— Start DATA RECORDS —
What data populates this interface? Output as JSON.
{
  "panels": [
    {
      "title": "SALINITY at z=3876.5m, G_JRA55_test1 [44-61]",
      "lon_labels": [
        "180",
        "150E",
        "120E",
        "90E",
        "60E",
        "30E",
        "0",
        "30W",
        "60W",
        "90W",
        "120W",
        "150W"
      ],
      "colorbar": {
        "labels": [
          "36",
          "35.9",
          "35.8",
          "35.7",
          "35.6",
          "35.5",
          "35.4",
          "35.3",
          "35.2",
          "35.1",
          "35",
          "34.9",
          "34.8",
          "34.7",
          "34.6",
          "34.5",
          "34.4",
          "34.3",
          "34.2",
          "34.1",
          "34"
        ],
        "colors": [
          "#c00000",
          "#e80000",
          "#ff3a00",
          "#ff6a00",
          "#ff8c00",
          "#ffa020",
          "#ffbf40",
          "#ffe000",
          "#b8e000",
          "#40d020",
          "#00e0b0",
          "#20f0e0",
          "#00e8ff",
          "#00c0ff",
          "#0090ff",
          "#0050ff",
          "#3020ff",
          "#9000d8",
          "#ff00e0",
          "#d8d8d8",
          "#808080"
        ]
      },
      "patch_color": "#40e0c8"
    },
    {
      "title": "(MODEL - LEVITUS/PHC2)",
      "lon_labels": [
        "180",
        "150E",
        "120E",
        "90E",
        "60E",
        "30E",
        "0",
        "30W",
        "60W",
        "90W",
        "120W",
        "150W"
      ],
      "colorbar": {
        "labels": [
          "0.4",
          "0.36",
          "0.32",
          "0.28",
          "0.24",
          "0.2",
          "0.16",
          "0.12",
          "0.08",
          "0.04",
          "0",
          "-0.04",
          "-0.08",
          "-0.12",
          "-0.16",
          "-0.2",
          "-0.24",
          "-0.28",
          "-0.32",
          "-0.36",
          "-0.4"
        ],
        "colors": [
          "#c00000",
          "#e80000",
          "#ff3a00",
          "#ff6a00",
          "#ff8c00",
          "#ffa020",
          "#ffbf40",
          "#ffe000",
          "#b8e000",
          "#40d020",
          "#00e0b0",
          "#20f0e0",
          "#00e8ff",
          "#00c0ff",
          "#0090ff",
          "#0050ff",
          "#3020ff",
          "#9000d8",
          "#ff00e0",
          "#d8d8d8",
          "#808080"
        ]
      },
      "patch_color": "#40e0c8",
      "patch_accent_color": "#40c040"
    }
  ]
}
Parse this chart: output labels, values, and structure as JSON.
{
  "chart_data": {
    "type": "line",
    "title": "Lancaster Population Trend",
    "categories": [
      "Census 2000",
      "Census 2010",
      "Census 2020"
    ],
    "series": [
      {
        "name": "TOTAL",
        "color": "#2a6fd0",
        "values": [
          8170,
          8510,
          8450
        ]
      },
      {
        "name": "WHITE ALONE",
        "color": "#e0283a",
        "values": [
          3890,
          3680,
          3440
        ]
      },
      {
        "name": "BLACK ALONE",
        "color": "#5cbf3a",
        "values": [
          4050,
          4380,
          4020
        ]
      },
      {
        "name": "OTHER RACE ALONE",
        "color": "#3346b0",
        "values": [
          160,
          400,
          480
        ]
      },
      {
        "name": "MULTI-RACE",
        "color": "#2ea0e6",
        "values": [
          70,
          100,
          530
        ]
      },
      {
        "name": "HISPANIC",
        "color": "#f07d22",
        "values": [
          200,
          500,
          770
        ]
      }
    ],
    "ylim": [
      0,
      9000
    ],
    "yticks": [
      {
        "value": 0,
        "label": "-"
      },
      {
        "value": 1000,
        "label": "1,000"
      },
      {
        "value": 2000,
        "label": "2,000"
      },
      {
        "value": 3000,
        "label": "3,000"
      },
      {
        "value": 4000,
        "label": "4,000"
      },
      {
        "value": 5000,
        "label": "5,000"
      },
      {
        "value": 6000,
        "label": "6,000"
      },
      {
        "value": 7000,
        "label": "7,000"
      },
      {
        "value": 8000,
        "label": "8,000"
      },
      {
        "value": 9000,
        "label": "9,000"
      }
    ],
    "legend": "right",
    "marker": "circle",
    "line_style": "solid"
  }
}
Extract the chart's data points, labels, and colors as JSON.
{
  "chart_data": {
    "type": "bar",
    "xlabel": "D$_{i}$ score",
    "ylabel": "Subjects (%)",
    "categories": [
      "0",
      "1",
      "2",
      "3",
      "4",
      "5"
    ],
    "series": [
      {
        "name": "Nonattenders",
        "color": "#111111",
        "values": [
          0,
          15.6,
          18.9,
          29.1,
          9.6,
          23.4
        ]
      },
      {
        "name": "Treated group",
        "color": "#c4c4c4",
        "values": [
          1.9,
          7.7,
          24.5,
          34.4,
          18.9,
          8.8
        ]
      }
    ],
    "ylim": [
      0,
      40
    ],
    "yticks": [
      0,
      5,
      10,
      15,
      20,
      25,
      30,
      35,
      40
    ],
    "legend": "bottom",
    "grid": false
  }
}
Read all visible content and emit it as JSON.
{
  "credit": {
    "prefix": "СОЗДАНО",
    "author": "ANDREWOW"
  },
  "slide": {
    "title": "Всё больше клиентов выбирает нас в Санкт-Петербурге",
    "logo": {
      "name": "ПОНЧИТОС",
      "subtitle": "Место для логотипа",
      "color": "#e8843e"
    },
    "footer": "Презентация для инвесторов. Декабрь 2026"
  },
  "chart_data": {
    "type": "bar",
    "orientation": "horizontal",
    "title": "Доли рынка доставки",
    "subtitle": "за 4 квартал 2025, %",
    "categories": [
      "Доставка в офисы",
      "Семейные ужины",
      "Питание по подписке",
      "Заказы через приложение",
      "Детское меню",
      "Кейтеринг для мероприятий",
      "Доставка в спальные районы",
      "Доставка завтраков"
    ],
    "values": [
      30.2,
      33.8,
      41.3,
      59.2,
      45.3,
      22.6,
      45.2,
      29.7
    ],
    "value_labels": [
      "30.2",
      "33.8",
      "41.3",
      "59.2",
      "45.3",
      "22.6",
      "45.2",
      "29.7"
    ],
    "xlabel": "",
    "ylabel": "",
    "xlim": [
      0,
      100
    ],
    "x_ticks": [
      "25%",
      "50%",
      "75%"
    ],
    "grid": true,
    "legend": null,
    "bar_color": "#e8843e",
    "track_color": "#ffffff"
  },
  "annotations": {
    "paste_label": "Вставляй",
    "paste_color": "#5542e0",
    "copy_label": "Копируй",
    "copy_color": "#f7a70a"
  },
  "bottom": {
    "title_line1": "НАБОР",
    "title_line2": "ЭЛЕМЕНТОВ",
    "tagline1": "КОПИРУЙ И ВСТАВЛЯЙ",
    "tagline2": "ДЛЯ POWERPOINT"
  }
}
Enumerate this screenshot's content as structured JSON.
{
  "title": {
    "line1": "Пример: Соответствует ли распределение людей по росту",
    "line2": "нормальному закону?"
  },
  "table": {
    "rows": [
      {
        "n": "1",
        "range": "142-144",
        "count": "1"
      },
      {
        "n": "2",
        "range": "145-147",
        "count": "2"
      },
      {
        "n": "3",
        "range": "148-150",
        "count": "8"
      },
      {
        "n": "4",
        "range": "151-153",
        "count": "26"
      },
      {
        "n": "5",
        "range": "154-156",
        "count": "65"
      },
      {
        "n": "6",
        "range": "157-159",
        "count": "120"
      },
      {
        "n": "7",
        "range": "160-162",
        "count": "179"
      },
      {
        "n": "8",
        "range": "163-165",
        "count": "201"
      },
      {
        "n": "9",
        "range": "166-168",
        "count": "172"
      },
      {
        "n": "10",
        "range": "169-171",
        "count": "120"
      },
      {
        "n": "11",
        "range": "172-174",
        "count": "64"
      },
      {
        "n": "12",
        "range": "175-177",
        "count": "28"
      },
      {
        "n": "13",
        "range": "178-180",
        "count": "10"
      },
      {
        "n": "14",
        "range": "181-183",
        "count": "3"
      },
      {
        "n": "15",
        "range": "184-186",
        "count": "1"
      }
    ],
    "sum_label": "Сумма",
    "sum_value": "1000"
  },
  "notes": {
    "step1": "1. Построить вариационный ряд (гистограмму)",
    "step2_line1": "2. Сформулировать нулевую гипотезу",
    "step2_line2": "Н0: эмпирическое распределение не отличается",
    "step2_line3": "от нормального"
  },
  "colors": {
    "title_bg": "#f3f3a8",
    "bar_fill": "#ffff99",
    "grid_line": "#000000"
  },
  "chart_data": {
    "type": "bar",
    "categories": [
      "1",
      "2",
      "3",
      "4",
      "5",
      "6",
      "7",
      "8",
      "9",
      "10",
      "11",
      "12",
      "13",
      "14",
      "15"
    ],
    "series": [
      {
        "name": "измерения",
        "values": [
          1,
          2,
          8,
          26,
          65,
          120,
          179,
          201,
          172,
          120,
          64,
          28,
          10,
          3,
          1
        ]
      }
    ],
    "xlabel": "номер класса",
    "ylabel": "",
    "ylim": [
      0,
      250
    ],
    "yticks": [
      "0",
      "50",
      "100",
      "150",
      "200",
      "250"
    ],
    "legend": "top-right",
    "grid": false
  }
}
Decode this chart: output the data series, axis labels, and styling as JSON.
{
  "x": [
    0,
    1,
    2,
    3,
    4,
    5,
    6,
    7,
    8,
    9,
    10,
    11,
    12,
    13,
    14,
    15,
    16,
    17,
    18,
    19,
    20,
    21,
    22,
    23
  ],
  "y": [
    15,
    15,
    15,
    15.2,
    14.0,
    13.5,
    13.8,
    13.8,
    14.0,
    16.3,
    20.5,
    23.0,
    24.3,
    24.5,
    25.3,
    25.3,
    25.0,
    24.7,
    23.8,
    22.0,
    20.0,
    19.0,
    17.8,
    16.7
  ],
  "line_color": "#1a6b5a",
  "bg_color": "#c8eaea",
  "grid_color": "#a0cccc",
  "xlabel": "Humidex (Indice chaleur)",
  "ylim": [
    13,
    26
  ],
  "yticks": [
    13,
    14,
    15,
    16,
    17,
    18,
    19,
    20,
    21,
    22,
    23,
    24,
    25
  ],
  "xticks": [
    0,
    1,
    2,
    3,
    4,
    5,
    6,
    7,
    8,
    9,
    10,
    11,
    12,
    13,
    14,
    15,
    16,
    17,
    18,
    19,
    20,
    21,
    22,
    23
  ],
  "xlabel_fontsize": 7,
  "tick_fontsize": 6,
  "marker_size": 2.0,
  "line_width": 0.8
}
— End DATA RECORDS —
**TASK TO CARRY OUT:** Give only the number of lines in the entries above that contain the string "content".

**FULL SOLUTION:** 2